--- Short task ---
Tell how many lines in the data below include the word "Services". The answer is the number only.

### Task inputs

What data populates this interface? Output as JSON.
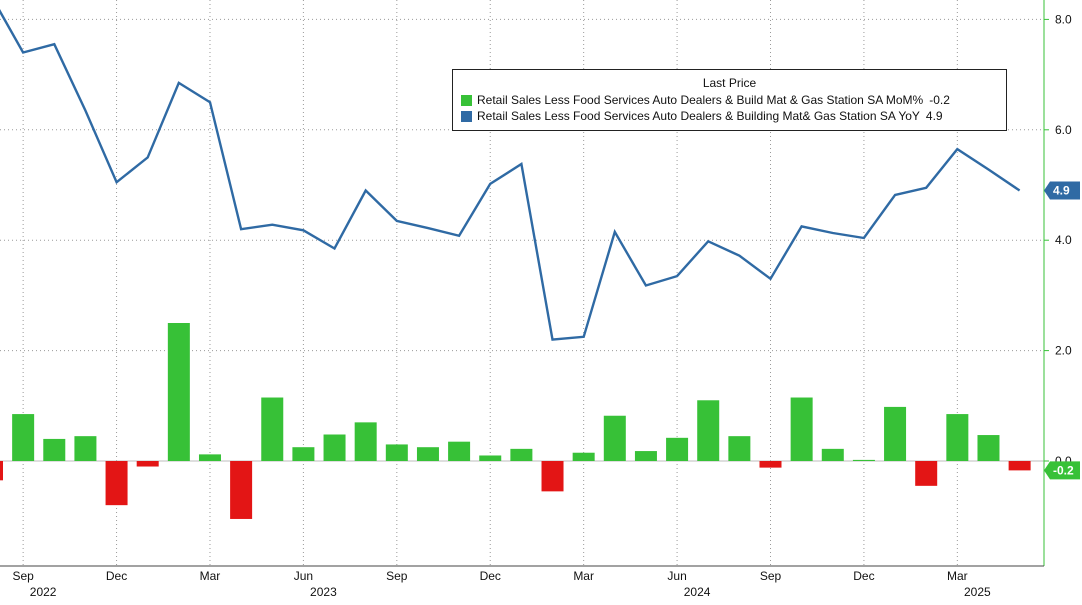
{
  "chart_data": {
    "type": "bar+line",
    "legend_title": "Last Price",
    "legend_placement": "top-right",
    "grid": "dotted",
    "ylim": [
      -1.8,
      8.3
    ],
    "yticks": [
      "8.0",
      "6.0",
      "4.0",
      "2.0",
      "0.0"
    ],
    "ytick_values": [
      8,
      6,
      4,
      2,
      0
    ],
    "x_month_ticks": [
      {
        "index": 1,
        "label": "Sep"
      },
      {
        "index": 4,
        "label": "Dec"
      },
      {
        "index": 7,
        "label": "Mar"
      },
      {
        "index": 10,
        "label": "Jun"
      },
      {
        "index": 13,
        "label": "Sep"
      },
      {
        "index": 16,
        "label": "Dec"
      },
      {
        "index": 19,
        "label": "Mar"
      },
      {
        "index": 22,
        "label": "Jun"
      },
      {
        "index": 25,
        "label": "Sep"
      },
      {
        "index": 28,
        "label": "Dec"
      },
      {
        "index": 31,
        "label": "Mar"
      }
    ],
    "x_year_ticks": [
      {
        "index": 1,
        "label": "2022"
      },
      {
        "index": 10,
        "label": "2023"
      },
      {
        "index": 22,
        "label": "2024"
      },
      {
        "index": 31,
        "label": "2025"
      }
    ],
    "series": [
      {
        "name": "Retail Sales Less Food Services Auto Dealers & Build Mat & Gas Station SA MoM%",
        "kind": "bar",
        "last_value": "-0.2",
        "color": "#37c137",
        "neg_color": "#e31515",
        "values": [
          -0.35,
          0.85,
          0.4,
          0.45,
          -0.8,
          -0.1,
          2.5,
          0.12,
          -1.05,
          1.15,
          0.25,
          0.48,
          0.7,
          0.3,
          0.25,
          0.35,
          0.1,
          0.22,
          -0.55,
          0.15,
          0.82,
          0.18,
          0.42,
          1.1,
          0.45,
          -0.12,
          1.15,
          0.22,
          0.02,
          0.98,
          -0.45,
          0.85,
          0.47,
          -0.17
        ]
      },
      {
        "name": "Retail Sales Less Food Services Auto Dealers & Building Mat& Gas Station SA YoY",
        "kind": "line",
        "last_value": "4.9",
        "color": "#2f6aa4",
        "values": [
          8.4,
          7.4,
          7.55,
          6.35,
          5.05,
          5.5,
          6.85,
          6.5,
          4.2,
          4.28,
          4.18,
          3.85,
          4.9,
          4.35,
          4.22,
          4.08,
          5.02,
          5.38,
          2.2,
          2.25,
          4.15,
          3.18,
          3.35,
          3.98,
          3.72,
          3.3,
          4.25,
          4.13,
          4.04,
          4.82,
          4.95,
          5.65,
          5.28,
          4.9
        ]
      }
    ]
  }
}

######
### Task inputs

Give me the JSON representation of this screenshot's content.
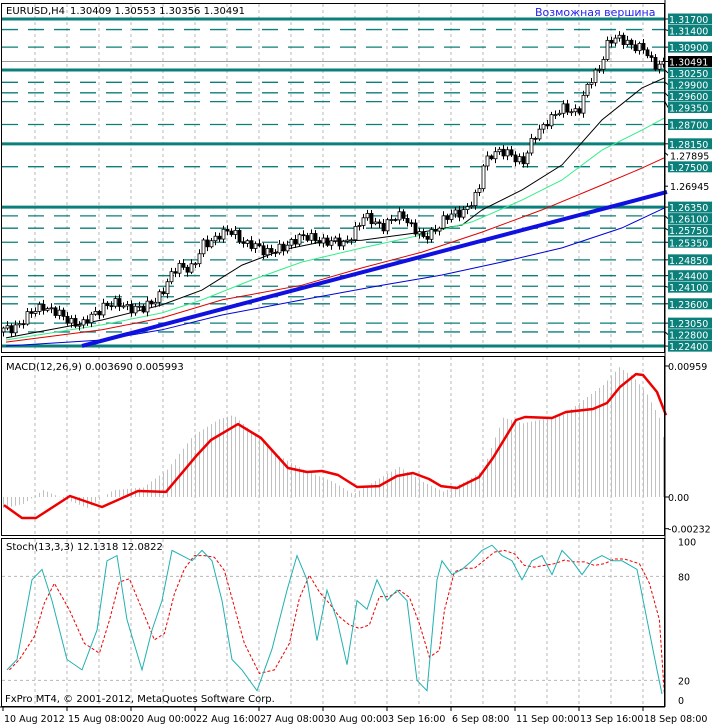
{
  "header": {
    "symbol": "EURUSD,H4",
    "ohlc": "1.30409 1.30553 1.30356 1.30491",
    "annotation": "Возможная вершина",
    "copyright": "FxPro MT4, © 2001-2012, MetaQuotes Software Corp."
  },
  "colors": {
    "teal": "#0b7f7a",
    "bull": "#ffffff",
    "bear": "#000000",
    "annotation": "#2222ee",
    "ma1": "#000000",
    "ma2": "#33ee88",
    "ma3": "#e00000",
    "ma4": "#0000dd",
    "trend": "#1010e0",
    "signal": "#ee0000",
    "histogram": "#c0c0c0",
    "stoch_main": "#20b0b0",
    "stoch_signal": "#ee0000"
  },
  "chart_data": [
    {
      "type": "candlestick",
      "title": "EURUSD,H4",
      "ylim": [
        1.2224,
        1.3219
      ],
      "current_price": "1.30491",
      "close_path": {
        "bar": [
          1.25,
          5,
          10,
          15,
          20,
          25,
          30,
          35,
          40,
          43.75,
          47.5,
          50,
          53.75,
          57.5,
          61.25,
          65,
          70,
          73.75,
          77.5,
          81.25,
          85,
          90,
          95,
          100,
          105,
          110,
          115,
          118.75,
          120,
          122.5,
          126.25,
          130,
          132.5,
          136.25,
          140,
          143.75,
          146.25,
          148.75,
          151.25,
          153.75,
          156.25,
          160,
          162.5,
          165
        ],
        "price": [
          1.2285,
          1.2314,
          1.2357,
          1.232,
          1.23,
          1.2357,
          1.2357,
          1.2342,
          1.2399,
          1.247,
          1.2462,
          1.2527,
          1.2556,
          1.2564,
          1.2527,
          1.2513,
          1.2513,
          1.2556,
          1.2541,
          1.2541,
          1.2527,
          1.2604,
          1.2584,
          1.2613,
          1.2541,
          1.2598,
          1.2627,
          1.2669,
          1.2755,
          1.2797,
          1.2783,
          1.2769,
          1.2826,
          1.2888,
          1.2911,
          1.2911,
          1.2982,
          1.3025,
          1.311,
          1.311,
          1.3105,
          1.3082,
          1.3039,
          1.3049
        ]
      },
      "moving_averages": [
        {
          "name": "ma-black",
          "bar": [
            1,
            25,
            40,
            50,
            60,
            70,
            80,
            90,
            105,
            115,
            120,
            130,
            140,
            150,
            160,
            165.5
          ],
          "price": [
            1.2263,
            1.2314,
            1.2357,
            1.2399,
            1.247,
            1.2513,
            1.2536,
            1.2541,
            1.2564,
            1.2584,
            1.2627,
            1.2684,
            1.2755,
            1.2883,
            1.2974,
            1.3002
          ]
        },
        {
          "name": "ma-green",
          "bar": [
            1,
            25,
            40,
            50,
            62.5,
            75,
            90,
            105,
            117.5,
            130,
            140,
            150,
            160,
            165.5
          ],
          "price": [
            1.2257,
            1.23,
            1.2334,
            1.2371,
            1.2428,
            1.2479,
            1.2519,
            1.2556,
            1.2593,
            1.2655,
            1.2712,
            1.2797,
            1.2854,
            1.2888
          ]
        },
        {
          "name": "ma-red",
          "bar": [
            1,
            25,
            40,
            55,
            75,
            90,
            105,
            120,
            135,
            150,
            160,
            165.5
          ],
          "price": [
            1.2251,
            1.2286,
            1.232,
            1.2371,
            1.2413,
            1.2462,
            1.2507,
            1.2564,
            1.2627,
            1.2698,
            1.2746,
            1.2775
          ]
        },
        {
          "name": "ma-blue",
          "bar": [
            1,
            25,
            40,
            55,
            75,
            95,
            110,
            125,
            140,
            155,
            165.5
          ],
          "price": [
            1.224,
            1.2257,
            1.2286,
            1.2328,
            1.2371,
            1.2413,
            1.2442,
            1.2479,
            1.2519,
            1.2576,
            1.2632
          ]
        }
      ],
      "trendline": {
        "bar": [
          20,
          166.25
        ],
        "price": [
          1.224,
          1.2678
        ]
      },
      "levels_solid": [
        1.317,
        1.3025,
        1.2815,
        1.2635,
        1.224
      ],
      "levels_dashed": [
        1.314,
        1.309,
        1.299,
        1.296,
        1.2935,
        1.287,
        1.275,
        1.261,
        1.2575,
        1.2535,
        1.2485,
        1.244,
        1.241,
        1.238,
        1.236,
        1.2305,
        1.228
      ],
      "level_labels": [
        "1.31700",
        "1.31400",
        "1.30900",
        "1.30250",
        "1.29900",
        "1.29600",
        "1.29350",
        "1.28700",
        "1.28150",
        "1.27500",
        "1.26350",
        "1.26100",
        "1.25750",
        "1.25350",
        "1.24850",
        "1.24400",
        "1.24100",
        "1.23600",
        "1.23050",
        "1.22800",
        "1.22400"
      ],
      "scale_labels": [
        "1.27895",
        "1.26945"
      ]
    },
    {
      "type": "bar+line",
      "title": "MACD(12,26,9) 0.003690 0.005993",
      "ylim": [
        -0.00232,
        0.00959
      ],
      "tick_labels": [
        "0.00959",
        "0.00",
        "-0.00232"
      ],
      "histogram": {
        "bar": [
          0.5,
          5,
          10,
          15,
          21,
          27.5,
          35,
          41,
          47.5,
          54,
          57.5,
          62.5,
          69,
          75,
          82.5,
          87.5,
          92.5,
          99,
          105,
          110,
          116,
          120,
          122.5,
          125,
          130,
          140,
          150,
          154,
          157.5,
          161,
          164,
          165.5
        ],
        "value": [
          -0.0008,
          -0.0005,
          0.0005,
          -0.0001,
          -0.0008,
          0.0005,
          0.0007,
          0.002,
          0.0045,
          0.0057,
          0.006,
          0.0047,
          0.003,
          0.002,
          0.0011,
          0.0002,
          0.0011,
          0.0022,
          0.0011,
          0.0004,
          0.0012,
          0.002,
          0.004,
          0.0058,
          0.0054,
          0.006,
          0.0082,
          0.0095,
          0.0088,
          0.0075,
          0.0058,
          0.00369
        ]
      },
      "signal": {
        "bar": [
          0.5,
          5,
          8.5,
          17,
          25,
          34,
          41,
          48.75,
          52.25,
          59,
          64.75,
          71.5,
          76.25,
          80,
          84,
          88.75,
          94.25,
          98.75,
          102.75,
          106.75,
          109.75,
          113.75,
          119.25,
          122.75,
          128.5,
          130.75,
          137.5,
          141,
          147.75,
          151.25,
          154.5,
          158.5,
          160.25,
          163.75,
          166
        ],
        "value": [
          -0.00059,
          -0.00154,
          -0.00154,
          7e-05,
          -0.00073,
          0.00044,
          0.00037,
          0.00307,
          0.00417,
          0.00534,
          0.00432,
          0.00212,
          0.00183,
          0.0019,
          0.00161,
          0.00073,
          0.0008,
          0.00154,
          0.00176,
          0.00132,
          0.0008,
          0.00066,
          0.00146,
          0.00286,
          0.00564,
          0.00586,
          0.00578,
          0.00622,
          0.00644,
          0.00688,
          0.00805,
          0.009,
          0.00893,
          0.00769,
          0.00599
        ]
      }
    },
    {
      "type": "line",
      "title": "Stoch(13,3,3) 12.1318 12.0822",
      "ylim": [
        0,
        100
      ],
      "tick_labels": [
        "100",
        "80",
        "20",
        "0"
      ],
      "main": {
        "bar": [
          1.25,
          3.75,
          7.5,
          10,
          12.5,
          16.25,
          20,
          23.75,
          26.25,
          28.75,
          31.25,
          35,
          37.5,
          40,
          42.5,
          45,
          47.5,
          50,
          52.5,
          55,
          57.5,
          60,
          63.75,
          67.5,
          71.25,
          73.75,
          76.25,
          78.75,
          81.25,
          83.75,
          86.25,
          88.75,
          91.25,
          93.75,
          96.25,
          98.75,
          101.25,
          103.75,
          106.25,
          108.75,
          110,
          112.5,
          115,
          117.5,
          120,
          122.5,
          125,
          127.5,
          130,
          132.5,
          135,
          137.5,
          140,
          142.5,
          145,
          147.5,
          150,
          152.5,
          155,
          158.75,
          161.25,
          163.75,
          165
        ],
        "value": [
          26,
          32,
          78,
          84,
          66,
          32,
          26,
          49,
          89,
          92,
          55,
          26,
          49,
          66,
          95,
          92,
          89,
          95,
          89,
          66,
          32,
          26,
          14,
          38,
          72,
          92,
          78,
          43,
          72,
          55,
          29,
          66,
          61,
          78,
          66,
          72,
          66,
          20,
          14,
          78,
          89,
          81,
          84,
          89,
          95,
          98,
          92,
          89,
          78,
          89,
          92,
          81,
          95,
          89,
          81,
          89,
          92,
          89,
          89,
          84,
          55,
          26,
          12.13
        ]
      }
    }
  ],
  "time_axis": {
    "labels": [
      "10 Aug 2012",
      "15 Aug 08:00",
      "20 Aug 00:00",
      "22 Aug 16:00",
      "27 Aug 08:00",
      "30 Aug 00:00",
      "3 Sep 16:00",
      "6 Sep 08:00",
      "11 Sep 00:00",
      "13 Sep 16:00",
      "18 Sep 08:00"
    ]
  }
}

######
### Task inputs

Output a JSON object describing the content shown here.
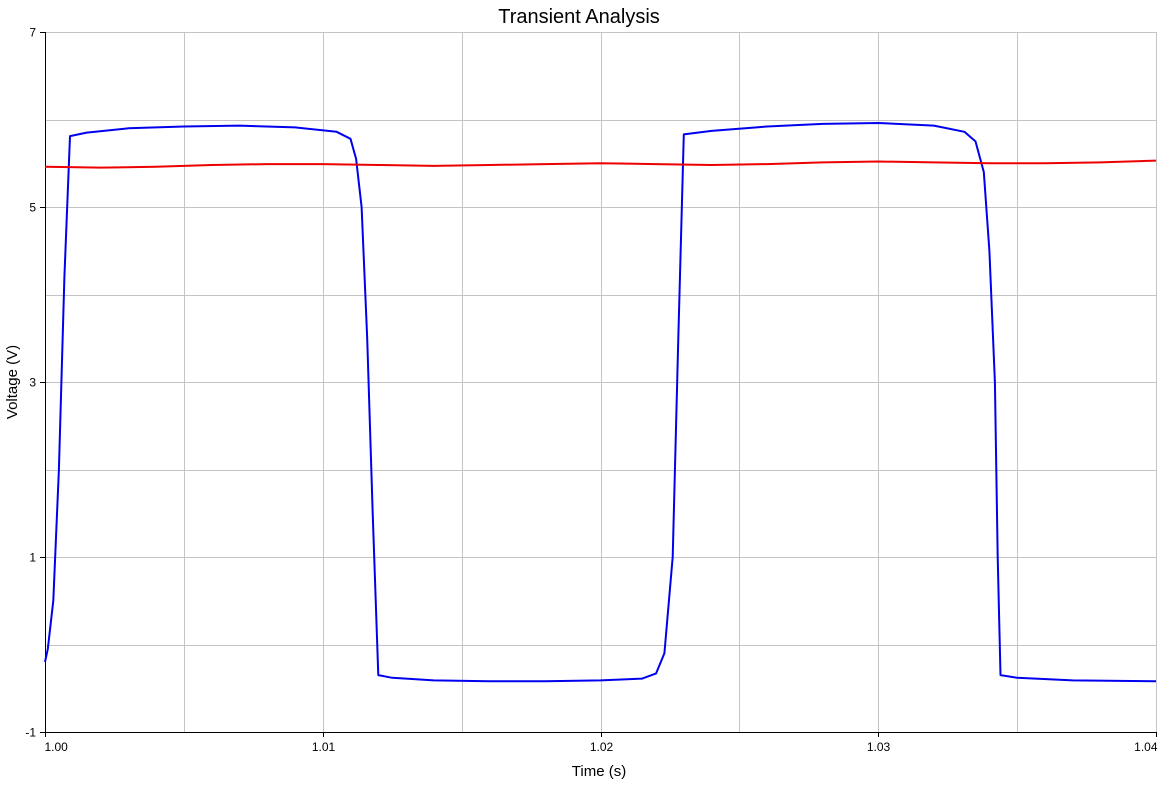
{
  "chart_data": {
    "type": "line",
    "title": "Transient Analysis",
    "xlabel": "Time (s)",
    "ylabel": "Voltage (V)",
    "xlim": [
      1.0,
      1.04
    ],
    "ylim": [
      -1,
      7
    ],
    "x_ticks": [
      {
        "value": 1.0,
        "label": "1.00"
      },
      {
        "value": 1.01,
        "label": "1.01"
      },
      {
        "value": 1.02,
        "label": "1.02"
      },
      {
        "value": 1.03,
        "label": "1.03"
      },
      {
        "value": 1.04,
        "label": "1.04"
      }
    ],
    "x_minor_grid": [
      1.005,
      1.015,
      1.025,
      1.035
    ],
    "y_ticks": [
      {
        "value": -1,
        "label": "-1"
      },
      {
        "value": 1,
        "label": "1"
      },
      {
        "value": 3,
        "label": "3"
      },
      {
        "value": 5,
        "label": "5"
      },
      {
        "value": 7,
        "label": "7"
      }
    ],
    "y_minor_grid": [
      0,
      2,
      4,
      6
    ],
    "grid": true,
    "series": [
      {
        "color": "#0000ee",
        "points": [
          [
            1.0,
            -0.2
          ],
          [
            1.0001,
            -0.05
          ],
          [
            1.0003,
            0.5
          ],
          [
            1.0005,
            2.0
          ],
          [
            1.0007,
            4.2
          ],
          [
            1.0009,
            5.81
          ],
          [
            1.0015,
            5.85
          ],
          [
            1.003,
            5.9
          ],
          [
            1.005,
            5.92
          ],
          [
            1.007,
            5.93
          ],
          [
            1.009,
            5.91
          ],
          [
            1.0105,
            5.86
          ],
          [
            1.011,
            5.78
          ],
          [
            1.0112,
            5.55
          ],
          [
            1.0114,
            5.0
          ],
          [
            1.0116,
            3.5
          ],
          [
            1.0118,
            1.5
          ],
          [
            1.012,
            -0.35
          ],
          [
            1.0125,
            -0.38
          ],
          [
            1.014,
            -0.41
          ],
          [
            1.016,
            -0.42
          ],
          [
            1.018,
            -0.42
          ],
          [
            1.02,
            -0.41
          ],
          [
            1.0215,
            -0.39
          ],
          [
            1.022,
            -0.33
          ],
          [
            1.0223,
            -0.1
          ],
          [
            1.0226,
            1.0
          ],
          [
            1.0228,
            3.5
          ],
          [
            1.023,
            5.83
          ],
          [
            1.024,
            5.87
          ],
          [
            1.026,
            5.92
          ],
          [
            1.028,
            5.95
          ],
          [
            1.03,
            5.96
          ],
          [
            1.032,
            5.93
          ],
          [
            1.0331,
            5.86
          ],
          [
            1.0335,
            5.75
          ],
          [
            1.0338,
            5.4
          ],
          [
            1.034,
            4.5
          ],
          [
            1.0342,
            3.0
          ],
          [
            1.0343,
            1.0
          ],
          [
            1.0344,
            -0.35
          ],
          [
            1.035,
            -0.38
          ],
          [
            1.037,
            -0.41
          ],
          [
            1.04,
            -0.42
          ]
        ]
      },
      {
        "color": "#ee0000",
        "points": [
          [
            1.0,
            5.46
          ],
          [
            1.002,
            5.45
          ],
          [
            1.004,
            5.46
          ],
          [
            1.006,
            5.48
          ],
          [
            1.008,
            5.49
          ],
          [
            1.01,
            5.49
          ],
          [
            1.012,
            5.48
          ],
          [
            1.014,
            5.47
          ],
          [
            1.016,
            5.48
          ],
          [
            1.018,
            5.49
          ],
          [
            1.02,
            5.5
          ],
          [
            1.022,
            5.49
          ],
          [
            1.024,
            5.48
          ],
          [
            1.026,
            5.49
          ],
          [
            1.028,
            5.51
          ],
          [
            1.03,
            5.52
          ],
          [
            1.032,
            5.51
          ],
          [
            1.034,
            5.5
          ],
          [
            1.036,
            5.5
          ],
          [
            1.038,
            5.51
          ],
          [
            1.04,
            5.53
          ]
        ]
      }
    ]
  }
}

######

--- Complete answer ---
2